-------- RECORDS FOR PROCESSING

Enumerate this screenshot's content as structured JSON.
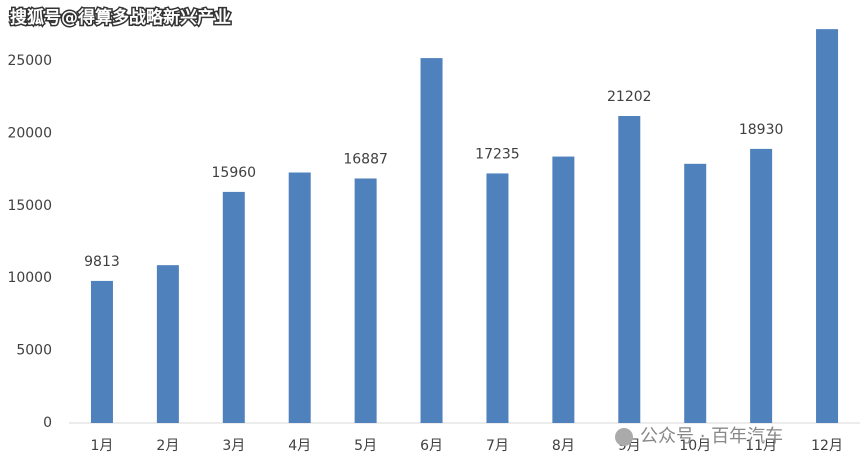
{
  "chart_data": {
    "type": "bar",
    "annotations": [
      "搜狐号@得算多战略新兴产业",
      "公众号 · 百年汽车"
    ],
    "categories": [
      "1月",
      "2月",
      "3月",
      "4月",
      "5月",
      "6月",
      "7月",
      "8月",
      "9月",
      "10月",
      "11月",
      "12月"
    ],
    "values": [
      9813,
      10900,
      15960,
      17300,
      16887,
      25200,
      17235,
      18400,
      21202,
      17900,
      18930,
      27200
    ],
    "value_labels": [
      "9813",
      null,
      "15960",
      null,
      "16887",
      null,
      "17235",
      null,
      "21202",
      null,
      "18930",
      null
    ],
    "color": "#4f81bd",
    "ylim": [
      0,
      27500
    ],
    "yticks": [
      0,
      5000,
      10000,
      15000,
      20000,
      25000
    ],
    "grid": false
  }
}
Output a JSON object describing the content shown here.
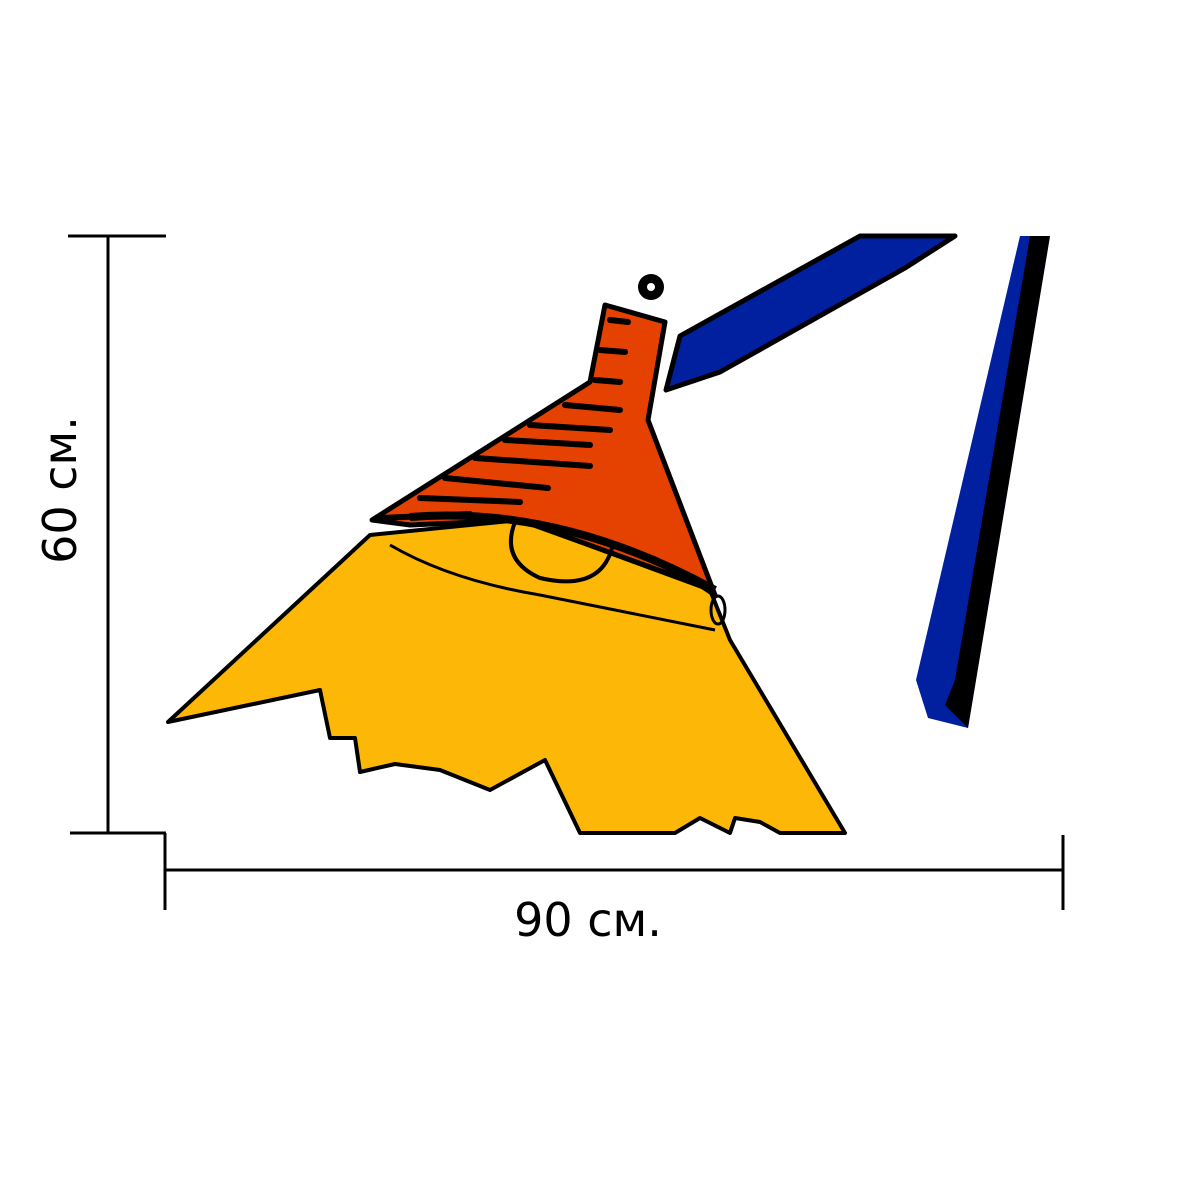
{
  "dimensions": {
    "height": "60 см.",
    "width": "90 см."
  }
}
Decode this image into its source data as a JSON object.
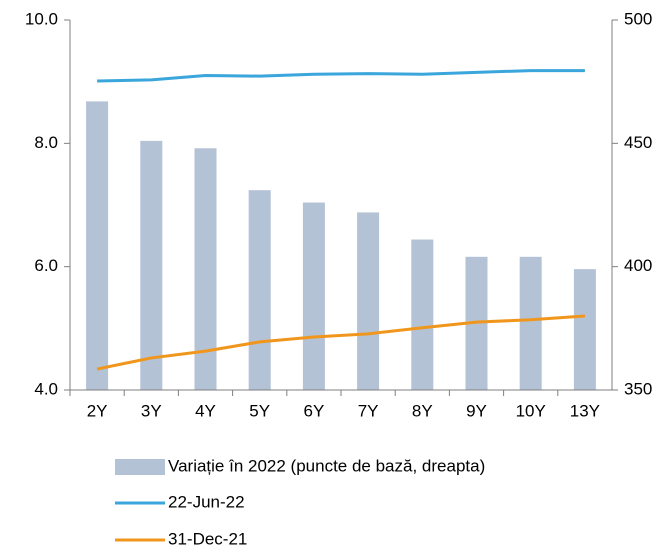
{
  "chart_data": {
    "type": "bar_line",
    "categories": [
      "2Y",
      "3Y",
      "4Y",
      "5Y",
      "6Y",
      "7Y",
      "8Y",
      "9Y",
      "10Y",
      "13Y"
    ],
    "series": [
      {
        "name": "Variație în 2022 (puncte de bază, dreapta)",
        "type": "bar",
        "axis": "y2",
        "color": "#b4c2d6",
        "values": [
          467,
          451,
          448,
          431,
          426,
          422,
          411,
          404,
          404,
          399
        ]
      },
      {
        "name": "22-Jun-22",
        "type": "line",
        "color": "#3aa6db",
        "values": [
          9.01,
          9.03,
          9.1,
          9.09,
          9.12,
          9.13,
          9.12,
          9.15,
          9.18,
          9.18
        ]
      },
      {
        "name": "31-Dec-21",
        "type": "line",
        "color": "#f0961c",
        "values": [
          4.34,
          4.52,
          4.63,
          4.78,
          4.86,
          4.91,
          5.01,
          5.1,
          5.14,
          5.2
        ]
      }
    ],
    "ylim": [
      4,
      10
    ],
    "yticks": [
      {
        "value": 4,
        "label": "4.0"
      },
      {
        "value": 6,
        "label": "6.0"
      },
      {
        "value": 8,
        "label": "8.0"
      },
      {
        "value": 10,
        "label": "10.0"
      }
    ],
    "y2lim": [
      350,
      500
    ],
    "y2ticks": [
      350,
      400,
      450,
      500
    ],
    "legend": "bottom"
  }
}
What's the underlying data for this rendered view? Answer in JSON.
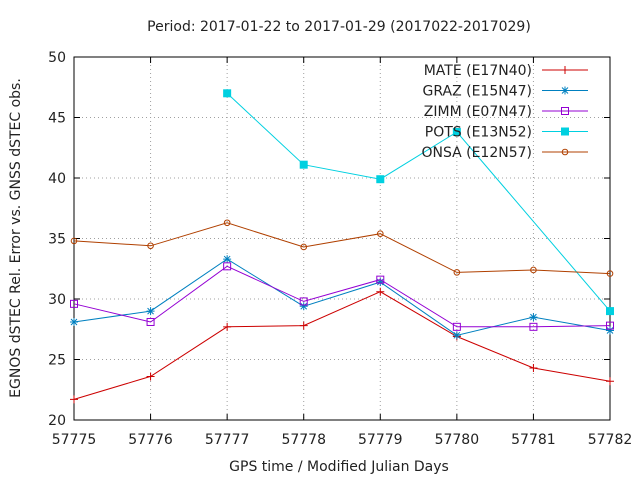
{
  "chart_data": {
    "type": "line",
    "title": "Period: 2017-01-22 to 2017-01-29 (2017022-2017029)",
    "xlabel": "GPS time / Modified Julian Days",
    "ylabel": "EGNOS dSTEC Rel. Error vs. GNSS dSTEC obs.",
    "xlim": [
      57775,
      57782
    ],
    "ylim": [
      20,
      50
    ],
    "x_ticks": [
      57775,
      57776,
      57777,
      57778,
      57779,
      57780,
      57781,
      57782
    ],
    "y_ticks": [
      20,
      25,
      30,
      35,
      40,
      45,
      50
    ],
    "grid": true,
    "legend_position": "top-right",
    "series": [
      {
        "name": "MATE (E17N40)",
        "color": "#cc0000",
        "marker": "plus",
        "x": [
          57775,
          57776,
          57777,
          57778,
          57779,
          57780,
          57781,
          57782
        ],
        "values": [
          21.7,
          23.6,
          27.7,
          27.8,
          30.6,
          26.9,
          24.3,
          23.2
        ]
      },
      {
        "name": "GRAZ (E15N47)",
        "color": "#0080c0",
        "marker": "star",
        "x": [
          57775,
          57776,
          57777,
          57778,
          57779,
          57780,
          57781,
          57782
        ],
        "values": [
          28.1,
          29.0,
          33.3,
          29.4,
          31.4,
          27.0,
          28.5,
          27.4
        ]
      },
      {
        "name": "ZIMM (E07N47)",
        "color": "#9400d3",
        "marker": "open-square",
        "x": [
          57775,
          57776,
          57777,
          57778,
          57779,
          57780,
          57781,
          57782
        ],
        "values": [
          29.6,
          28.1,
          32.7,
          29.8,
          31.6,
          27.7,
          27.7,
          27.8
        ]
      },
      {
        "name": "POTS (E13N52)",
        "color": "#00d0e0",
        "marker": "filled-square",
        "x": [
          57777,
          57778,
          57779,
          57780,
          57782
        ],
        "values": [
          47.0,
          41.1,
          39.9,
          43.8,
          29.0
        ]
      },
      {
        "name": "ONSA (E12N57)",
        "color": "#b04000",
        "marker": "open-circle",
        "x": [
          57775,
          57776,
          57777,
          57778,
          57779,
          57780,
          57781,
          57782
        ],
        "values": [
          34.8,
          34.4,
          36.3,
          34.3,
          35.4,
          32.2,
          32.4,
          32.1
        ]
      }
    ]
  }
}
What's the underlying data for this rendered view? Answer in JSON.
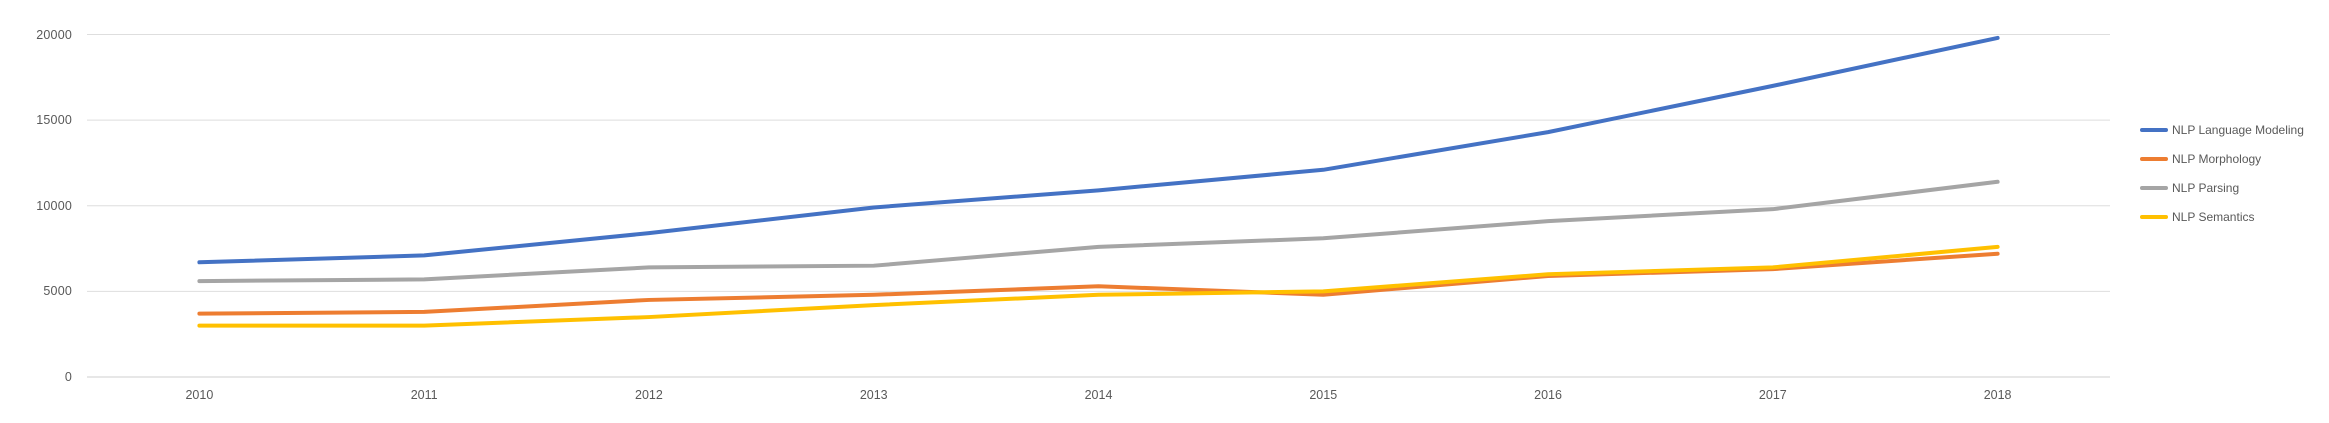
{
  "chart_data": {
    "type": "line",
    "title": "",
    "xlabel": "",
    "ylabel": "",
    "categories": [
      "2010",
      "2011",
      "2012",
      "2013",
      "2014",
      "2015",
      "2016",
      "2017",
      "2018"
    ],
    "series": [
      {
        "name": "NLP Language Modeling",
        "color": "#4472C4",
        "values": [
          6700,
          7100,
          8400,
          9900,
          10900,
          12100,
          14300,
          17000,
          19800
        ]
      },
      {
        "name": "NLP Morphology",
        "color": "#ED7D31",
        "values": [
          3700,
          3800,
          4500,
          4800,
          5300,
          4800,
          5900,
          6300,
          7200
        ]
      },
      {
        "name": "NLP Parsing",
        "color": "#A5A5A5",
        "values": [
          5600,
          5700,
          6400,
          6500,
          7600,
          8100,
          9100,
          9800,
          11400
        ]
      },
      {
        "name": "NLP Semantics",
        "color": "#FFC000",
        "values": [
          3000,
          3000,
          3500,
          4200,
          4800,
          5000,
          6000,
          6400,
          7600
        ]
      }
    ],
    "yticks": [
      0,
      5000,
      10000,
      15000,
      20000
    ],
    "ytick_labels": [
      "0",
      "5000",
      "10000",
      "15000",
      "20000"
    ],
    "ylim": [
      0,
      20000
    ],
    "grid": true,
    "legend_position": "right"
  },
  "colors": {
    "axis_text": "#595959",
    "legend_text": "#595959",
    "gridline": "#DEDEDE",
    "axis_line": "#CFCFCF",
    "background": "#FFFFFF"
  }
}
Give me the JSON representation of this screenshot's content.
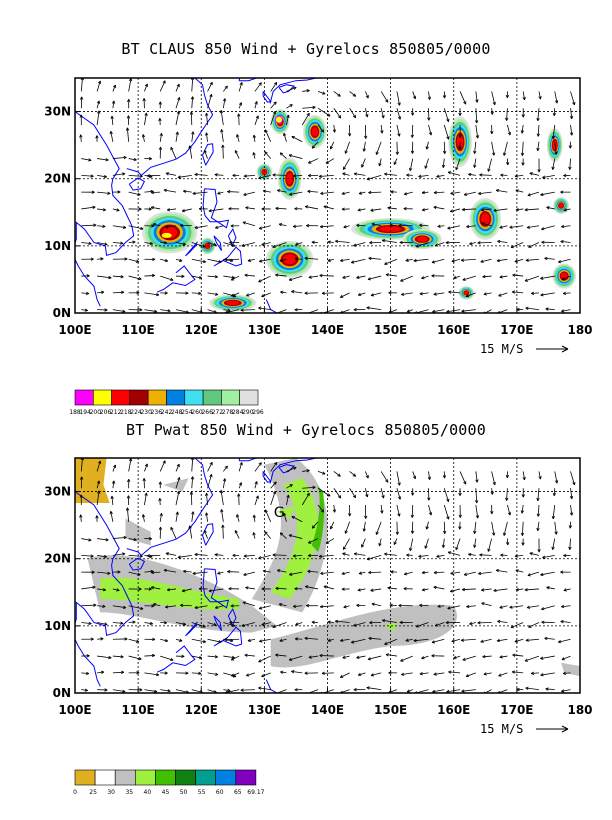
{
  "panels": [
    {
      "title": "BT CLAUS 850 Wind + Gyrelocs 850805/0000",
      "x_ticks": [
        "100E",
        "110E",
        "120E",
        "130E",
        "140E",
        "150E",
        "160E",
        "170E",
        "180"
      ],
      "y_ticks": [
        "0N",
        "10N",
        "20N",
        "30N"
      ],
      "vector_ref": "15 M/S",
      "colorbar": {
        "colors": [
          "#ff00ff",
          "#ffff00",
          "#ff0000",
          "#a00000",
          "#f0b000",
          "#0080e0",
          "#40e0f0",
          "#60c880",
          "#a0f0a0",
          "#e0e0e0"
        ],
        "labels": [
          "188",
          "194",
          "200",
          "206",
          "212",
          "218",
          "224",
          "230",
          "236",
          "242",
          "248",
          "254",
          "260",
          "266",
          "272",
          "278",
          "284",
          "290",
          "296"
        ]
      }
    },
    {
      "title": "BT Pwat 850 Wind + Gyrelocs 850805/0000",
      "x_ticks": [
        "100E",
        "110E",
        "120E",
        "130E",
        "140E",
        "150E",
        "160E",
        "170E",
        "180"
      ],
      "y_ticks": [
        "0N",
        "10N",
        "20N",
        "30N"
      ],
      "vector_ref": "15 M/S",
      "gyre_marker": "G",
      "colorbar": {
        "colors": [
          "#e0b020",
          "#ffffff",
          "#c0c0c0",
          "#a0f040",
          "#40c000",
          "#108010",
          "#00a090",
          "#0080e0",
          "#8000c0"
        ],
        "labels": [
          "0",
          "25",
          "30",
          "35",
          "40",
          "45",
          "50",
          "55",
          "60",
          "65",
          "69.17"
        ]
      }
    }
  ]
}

----------------

→ **OBJECTIVE**
Check each line of the entries above for the word "content". List the ones that have it.

→ **OUTPUT BELOW**
Enumerate this screenshot's content as structured JSON.
Output a JSON object describing the content shown here.
Give me the JSON representation of this screenshot's content.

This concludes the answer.